Dataset items:
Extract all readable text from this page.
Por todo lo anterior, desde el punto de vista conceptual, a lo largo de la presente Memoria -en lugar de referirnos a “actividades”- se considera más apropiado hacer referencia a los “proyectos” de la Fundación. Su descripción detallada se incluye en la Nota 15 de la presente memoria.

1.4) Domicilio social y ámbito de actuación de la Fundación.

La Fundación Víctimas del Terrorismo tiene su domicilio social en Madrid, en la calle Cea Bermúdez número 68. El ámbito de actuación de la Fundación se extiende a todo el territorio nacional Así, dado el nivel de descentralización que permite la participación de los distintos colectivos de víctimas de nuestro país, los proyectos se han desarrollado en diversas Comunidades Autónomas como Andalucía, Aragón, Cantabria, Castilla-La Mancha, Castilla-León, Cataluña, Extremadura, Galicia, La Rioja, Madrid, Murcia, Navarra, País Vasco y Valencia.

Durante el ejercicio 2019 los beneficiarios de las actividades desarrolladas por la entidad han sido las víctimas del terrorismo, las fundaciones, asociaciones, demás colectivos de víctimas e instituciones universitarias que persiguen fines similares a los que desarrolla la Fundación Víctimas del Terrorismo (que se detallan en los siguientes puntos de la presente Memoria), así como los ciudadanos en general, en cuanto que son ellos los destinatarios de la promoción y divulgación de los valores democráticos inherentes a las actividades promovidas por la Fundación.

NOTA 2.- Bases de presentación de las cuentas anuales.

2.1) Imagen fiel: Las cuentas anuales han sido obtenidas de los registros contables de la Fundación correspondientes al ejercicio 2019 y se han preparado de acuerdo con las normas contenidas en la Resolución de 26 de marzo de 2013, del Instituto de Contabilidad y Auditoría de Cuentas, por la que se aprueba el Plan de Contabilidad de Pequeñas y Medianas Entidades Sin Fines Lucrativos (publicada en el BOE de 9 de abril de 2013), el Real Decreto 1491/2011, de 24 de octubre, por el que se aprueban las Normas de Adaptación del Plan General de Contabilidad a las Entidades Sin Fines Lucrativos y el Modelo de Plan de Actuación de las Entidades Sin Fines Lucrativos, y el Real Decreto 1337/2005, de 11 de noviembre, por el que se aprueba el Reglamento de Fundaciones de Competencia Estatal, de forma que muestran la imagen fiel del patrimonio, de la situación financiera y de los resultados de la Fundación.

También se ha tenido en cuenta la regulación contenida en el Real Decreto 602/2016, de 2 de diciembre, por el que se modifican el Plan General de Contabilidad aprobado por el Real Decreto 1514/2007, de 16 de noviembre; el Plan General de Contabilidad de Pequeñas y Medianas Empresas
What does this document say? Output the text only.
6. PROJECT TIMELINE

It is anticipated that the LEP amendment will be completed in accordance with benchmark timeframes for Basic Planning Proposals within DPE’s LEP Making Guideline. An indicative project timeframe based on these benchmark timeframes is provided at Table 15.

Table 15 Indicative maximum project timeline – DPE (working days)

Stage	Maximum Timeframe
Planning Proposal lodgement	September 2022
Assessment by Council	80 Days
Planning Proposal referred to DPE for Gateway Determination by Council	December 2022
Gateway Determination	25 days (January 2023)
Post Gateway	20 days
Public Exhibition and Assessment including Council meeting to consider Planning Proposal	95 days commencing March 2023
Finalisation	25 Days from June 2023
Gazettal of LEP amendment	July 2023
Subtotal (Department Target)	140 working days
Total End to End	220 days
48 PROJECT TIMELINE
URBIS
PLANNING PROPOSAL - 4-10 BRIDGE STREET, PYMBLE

Task instructions: Pull out every line holding "Council" from the records above, and copy it.

Completed exercise:
Assessment by Council	80 Days
Planning Proposal referred to DPE for Gateway Determination by Council	December 2022
Public Exhibition and Assessment including Council meeting to consider Planning Proposal	95 days commencing March 2023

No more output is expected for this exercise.